(Dataset items)
+-------+

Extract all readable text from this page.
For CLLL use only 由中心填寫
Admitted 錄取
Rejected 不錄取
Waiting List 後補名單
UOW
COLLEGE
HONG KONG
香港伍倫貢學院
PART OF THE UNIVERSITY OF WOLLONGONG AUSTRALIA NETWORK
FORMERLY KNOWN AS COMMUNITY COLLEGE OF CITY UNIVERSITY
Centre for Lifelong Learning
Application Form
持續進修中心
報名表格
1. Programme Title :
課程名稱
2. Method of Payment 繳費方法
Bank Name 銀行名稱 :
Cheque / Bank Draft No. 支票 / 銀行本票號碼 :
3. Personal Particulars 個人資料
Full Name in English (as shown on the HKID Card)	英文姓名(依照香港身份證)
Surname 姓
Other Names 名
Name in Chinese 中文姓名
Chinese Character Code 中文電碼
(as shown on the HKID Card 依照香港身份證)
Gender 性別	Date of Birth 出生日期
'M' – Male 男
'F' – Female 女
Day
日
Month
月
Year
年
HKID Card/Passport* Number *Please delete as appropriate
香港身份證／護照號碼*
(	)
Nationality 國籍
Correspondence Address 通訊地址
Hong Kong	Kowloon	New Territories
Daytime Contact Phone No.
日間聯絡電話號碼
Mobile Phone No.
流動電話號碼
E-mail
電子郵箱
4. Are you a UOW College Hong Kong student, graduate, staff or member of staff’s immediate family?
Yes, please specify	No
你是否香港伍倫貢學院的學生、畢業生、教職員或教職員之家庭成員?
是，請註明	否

+-------+

> [Objective] Take the entries above and copy them out exactly.

> [The response]
Extract all readable text from this page.
For CLLL use only 由中心填寫
Admitted 錄取
Rejected 不錄取
Waiting List 後補名單
UOW
COLLEGE
HONG KONG
香港伍倫貢學院
PART OF THE UNIVERSITY OF WOLLONGONG AUSTRALIA NETWORK
FORMERLY KNOWN AS COMMUNITY COLLEGE OF CITY UNIVERSITY
Centre for Lifelong Learning
Application Form
持續進修中心
報名表格
1. Programme Title :
課程名稱
2. Method of Payment 繳費方法
Bank Name 銀行名稱 :
Cheque / Bank Draft No. 支票 / 銀行本票號碼 :
3. Personal Particulars 個人資料
Full Name in English (as shown on the HKID Card)	英文姓名(依照香港身份證)
Surname 姓
Other Names 名
Name in Chinese 中文姓名
Chinese Character Code 中文電碼
(as shown on the HKID Card 依照香港身份證)
Gender 性別	Date of Birth 出生日期
'M' – Male 男
'F' – Female 女
Day
日
Month
月
Year
年
HKID Card/Passport* Number *Please delete as appropriate
香港身份證／護照號碼*
(	)
Nationality 國籍
Correspondence Address 通訊地址
Hong Kong	Kowloon	New Territories
Daytime Contact Phone No.
日間聯絡電話號碼
Mobile Phone No.
流動電話號碼
E-mail
電子郵箱
4. Are you a UOW College Hong Kong student, graduate, staff or member of staff’s immediate family?
Yes, please specify	No
你是否香港伍倫貢學院的學生、畢業生、教職員或教職員之家庭成員?
是，請註明	否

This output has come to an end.